== Problem ==
Search the listing for the string "November" and copy every line that contains it.

== Records ==
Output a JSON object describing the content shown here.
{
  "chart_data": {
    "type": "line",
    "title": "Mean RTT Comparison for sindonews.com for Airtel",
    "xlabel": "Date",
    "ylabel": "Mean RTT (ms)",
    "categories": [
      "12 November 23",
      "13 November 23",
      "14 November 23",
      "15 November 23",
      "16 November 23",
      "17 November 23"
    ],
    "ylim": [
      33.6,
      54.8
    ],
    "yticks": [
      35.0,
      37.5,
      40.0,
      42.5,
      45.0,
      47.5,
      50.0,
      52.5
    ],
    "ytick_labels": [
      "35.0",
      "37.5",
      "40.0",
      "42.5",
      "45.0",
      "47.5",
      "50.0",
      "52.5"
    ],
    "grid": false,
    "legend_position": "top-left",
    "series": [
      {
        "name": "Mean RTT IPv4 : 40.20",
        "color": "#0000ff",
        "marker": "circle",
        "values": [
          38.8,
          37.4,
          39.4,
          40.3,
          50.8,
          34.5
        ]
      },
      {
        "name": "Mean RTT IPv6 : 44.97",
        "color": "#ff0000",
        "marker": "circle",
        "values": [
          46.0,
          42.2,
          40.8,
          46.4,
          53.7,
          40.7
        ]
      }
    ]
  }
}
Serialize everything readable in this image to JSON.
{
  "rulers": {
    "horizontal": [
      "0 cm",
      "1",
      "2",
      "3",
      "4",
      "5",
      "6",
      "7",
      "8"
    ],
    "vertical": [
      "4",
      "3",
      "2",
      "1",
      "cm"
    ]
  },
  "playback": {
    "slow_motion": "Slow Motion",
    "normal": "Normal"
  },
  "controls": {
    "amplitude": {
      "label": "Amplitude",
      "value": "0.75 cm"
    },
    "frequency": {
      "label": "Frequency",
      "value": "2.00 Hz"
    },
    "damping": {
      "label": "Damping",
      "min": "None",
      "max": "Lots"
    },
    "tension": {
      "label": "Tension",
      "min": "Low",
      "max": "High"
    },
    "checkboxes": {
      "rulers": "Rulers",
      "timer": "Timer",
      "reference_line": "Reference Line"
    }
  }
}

== Complete response ==
      "12 November 23",
      "13 November 23",
      "14 November 23",
      "15 November 23",
      "16 November 23",
      "17 November 23"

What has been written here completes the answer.